*RECORDS TO USE*:
###
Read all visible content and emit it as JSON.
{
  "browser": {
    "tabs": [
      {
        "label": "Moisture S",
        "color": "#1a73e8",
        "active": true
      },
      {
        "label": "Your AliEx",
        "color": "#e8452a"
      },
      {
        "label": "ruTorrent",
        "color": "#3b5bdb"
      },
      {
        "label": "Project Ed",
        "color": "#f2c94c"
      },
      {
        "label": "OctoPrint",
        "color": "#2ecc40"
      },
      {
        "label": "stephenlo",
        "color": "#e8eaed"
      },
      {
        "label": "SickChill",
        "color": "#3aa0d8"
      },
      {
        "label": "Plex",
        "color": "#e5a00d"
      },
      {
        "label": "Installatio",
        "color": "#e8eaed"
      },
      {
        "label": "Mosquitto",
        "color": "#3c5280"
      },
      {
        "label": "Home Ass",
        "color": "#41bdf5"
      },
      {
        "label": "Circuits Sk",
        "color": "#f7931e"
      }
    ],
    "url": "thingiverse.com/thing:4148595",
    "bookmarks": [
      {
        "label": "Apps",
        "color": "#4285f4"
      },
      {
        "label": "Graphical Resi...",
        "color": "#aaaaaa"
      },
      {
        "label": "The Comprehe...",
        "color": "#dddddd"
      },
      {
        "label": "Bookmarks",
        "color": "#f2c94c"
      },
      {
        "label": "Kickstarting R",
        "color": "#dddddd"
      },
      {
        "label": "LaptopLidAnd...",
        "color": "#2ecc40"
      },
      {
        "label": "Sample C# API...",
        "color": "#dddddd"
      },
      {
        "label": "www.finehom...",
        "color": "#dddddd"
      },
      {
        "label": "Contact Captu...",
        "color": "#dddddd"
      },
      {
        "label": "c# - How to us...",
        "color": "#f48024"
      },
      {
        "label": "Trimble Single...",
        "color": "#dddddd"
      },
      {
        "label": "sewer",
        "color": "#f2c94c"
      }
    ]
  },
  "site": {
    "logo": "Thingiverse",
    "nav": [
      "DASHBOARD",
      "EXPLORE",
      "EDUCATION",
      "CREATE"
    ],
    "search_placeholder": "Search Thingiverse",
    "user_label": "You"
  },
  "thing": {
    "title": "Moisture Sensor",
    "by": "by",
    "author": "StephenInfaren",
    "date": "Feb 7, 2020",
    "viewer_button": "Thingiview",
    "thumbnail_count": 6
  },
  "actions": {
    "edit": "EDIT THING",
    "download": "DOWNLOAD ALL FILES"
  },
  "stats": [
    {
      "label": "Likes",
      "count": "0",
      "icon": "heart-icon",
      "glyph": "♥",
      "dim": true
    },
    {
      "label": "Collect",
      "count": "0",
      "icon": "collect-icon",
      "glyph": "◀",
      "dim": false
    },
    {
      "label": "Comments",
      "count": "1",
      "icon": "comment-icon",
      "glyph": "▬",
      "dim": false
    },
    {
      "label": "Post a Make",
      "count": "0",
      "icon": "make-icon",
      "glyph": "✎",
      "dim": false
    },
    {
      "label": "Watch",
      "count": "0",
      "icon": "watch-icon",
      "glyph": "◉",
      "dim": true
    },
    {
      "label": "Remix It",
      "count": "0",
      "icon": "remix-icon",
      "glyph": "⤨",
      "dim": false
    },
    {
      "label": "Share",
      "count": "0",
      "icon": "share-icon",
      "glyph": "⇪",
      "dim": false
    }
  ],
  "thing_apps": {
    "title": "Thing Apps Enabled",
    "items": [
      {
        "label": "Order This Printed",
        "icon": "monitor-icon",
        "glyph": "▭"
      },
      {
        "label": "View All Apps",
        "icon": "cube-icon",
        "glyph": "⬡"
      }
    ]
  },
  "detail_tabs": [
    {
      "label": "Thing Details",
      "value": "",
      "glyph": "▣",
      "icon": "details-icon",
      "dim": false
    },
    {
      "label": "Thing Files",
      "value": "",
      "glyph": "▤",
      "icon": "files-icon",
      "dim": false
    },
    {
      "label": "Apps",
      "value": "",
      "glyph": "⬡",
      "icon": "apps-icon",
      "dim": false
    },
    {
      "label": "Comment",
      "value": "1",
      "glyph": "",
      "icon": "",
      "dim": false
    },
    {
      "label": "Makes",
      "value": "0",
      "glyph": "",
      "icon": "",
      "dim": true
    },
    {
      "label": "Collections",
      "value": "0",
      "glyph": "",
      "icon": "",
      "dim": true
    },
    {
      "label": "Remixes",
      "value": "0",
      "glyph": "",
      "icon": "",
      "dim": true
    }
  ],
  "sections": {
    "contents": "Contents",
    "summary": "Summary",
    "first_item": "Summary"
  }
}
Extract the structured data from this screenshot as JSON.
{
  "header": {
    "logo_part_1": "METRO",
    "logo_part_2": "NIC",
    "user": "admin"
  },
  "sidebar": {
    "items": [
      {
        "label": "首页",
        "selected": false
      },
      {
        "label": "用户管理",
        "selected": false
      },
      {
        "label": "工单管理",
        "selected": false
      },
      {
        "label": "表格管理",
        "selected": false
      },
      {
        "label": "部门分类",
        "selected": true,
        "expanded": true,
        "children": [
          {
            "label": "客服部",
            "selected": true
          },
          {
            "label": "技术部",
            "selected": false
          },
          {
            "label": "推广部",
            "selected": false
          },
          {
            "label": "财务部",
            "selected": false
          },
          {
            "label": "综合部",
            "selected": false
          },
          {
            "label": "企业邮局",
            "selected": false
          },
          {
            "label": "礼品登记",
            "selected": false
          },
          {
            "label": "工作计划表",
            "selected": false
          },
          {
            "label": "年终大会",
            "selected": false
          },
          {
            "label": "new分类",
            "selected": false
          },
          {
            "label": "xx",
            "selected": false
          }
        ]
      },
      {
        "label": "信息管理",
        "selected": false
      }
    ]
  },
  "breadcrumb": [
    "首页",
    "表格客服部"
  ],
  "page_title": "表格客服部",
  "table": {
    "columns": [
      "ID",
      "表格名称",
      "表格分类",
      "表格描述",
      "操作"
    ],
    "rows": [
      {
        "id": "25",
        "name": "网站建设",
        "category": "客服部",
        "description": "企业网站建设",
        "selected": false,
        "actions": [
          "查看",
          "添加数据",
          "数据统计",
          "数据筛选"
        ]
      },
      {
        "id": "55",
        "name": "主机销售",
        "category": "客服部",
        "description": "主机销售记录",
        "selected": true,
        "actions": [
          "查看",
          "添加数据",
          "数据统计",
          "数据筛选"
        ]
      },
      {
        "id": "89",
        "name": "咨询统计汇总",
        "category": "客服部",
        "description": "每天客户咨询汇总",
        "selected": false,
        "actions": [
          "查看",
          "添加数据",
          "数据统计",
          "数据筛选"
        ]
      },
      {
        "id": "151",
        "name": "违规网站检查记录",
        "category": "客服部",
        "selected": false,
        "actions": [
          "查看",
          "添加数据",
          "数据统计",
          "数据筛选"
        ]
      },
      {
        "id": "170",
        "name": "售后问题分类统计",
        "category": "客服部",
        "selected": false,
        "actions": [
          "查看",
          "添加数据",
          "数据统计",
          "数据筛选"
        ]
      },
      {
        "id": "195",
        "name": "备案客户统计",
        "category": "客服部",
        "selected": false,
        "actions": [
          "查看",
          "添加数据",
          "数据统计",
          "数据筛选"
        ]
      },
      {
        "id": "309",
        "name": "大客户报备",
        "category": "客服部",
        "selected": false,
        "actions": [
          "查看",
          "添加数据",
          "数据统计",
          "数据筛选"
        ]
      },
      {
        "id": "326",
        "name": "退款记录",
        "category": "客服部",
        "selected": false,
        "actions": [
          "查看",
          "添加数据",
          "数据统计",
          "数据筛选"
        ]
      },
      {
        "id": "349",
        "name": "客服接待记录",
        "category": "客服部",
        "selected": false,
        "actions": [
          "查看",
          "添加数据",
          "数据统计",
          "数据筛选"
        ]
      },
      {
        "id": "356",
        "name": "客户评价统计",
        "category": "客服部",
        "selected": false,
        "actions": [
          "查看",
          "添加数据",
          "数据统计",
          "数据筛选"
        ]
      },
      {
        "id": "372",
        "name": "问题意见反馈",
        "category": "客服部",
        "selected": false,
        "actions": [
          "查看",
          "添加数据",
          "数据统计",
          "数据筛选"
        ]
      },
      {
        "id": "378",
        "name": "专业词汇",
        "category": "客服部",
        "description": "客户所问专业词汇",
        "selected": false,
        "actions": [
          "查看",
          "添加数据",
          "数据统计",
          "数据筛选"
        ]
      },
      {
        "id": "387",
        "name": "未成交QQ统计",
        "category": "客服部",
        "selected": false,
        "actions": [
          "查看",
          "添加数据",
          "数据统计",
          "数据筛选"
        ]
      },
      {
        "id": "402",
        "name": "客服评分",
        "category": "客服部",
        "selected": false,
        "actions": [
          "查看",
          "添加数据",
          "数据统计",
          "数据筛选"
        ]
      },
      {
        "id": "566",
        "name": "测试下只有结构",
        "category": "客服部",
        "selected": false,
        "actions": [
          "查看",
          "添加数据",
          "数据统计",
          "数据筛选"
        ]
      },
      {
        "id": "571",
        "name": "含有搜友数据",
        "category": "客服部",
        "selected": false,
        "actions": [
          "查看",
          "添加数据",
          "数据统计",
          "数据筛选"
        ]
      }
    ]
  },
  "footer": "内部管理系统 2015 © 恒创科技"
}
###
*TASK BRIEF*: Filter out every line that lacks the word "JSON", and copy the rest.

*RESULT OF THIS EXERCISE*:
Read all visible content and emit it as JSON.
Extract the structured data from this screenshot as JSON.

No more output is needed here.